Below is a listing. Gather each line of it that contains "this".

Data provided ::
**********

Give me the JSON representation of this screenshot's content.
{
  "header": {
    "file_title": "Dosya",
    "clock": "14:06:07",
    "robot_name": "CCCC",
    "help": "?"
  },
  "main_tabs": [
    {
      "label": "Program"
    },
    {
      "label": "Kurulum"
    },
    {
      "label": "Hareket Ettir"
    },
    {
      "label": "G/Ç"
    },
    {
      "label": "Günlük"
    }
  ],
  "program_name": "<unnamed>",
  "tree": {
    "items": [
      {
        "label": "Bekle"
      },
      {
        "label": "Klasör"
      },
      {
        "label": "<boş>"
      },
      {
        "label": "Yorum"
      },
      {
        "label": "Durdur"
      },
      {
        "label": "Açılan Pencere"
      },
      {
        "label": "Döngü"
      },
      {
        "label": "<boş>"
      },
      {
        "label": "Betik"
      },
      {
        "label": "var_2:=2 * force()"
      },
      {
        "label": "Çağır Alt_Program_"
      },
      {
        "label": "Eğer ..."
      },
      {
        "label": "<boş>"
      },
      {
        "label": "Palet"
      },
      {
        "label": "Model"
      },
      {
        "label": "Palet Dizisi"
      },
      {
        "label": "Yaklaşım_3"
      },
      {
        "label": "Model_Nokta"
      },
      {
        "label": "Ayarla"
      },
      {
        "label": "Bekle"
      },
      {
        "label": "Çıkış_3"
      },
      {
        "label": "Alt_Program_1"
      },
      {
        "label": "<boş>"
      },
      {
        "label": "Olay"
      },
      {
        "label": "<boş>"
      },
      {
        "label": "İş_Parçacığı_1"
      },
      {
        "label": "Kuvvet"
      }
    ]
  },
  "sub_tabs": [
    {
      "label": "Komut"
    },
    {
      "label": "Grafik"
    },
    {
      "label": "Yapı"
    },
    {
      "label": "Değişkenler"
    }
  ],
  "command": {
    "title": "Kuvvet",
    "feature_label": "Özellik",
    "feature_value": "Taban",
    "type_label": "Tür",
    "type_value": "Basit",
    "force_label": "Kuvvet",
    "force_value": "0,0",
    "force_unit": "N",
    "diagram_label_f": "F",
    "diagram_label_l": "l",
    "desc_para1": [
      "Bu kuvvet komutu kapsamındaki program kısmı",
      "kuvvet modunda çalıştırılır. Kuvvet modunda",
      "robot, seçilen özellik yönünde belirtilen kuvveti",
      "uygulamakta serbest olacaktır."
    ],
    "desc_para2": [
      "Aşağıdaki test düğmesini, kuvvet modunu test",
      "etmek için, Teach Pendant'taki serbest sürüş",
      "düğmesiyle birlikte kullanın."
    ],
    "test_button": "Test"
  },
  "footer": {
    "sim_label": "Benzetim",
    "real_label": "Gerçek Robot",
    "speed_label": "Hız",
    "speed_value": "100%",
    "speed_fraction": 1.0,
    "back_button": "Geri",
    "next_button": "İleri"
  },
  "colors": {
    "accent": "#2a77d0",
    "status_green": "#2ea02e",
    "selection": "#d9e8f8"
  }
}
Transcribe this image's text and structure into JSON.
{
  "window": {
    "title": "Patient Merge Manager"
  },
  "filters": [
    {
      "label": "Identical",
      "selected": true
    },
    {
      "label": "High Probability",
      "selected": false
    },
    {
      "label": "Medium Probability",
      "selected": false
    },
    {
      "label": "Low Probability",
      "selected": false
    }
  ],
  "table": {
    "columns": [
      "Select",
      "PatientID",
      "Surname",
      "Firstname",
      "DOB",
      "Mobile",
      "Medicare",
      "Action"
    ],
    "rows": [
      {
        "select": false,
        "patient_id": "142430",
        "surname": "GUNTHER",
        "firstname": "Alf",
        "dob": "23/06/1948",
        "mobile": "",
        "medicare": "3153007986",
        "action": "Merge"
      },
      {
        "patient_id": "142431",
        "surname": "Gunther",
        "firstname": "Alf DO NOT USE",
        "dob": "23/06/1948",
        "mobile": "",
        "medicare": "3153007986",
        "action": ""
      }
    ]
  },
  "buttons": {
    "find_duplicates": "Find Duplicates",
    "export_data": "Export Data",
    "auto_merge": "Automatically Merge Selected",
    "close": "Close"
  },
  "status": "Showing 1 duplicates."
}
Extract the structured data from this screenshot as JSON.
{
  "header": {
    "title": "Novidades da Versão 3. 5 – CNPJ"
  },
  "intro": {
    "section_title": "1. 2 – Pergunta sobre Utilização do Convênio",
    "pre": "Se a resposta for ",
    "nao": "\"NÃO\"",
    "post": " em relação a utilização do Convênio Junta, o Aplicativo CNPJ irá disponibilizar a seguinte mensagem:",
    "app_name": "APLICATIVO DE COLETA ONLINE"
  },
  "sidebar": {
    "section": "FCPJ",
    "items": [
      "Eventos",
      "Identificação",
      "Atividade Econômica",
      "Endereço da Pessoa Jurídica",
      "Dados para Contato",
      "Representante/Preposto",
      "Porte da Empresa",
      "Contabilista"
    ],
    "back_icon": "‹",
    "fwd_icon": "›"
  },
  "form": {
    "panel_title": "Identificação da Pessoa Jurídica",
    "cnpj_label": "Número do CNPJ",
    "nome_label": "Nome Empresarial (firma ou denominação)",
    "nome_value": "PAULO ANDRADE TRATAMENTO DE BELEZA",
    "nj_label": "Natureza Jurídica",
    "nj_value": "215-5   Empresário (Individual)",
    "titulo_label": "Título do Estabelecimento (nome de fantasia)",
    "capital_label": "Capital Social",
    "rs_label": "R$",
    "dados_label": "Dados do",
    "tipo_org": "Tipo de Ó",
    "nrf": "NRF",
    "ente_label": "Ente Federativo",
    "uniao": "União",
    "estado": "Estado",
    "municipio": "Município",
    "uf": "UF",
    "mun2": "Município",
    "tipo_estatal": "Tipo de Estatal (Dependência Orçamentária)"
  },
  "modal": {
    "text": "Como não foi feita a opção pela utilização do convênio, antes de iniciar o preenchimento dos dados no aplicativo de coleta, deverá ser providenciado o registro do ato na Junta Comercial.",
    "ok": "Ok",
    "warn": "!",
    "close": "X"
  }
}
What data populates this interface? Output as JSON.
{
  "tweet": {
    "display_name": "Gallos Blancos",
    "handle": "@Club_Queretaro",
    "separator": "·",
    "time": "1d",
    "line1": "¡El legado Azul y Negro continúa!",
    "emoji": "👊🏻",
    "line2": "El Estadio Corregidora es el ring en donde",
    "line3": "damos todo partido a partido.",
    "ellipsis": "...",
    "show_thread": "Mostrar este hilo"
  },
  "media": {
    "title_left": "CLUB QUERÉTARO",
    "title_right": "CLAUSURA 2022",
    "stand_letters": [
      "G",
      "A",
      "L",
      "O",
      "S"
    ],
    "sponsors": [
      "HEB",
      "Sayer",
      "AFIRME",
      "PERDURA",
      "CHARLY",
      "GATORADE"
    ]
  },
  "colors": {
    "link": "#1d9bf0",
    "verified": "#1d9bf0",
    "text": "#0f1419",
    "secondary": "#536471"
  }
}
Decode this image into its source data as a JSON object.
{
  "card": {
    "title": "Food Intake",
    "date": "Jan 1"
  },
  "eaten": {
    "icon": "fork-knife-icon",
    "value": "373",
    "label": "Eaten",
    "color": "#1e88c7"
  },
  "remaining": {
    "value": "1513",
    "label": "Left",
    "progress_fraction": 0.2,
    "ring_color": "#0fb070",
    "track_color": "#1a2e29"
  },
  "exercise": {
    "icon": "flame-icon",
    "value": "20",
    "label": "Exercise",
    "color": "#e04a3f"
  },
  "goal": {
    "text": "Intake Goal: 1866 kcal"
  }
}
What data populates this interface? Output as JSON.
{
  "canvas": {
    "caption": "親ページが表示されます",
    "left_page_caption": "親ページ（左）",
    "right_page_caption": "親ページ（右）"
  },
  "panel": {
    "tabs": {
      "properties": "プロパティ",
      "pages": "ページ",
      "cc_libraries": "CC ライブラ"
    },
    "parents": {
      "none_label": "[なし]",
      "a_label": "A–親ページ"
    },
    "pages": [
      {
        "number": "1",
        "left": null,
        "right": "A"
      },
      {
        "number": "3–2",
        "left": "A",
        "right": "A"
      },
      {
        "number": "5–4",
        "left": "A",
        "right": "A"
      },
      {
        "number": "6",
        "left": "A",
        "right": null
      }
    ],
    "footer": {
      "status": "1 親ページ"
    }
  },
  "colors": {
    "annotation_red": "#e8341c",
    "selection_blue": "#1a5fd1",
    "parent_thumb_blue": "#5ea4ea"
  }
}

**********

Correct answer ::
Give me the JSON representation of this screenshot's content.
Transcribe this image's text and structure into JSON.
Extract the structured data from this screenshot as JSON.
What data populates this interface? Output as JSON.
Decode this image into its source data as a JSON object.
What data populates this interface? Output as JSON.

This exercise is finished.